Records to use ▸
▬▬▬▬▬▬▬▬▬▬
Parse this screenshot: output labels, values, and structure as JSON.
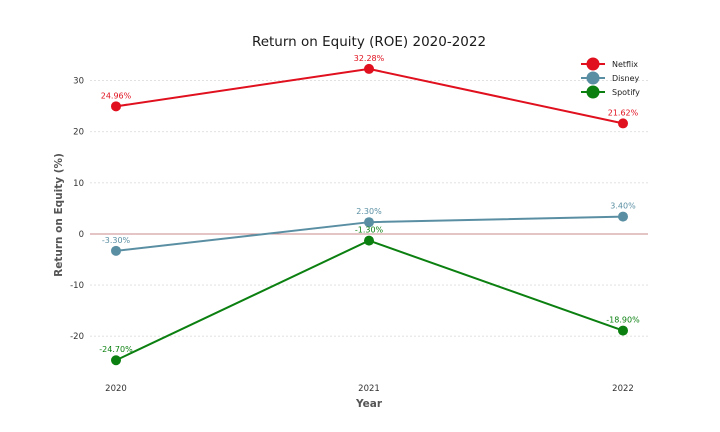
{
  "chart_data": {
    "type": "line",
    "title": "Return on Equity (ROE) 2020-2022",
    "xlabel": "Year",
    "ylabel": "Return on Equity (%)",
    "categories": [
      "2020",
      "2021",
      "2022"
    ],
    "ylim": [
      -27,
      35
    ],
    "yticks": [
      -20,
      -10,
      0,
      10,
      20,
      30
    ],
    "grid": true,
    "legend_position": "top-right",
    "zero_line_color": "#c98a8a",
    "series": [
      {
        "name": "Netflix",
        "color": "#e0101e",
        "values": [
          24.96,
          32.28,
          21.62
        ],
        "labels": [
          "24.96%",
          "32.28%",
          "21.62%"
        ]
      },
      {
        "name": "Disney",
        "color": "#5a8fa3",
        "values": [
          -3.3,
          2.3,
          3.4
        ],
        "labels": [
          "-3.30%",
          "2.30%",
          "3.40%"
        ]
      },
      {
        "name": "Spotify",
        "color": "#0b8010",
        "values": [
          -24.7,
          -1.3,
          -18.9
        ],
        "labels": [
          "-24.70%",
          "-1.30%",
          "-18.90%"
        ]
      }
    ]
  }
}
▬▬▬▬▬▬▬▬▬▬
Brief ▸
The answer is a single number: how many lines include the word "name"?

Task output ▸
3